== EXERCISE ==
Quote the material word for word from its first line through the line that contains "x-axis-title: Axis 1", including that line.

== RECORDS SHOWN ==
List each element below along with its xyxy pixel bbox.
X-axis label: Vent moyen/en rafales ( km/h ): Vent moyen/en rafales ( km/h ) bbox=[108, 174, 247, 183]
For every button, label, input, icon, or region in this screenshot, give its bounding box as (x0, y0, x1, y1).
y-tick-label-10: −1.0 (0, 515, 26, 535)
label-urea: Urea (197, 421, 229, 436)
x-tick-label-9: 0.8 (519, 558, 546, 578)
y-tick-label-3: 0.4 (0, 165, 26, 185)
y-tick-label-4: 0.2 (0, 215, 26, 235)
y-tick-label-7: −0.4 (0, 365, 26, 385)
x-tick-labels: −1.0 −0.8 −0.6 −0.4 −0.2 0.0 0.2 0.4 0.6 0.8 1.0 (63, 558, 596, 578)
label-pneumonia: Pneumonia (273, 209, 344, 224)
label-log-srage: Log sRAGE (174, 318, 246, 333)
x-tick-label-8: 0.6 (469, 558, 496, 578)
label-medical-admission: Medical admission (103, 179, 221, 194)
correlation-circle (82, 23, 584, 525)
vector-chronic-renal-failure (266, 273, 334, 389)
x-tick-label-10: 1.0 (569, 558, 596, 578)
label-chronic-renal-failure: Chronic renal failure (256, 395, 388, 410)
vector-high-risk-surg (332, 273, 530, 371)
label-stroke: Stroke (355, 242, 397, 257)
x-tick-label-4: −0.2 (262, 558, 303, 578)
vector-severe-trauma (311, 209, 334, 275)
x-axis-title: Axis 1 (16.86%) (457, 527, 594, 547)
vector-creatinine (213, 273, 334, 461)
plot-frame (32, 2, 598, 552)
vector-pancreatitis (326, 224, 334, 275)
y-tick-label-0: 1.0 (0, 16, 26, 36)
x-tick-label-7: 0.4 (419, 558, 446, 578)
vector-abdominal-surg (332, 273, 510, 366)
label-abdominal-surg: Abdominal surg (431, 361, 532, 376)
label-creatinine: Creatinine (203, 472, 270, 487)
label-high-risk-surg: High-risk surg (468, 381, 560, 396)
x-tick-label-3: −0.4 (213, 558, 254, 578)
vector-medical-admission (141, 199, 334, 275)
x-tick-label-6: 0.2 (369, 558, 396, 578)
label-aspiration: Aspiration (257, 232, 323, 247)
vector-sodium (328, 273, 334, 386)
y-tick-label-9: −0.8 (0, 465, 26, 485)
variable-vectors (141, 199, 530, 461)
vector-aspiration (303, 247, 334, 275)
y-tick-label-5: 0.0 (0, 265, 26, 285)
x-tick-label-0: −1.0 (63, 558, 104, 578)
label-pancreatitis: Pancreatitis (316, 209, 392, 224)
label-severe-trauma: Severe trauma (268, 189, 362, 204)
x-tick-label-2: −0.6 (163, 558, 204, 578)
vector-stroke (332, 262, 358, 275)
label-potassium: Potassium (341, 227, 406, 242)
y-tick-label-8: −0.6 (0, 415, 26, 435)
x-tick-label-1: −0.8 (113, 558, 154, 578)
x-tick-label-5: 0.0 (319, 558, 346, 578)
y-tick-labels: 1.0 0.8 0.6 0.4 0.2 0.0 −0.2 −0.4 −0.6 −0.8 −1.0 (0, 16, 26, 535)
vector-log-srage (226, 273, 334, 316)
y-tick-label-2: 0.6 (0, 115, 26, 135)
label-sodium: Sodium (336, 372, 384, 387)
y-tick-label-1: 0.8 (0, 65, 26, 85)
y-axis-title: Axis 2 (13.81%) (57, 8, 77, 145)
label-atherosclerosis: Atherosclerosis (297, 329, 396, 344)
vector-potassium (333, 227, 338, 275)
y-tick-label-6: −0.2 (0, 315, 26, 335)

== EXERCISE ANSWER ==
List each element below along with its xyxy pixel bbox.
X-axis label: Vent moyen/en rafales ( km/h ): Vent moyen/en rafales ( km/h ) bbox=[108, 174, 247, 183]
For every button, label, input, icon, or region in this screenshot, give its bounding box as (x0, y0, x1, y1).
y-tick-label-10: −1.0 (0, 515, 26, 535)
label-urea: Urea (197, 421, 229, 436)
x-tick-label-9: 0.8 (519, 558, 546, 578)
y-tick-label-3: 0.4 (0, 165, 26, 185)
y-tick-label-4: 0.2 (0, 215, 26, 235)
y-tick-label-7: −0.4 (0, 365, 26, 385)
x-tick-labels: −1.0 −0.8 −0.6 −0.4 −0.2 0.0 0.2 0.4 0.6 0.8 1.0 (63, 558, 596, 578)
label-pneumonia: Pneumonia (273, 209, 344, 224)
label-log-srage: Log sRAGE (174, 318, 246, 333)
x-tick-label-8: 0.6 (469, 558, 496, 578)
label-medical-admission: Medical admission (103, 179, 221, 194)
correlation-circle (82, 23, 584, 525)
vector-chronic-renal-failure (266, 273, 334, 389)
x-tick-label-10: 1.0 (569, 558, 596, 578)
label-chronic-renal-failure: Chronic renal failure (256, 395, 388, 410)
vector-high-risk-surg (332, 273, 530, 371)
label-stroke: Stroke (355, 242, 397, 257)
x-tick-label-4: −0.2 (262, 558, 303, 578)
vector-severe-trauma (311, 209, 334, 275)
x-axis-title: Axis 1 (16.86%) (457, 527, 594, 547)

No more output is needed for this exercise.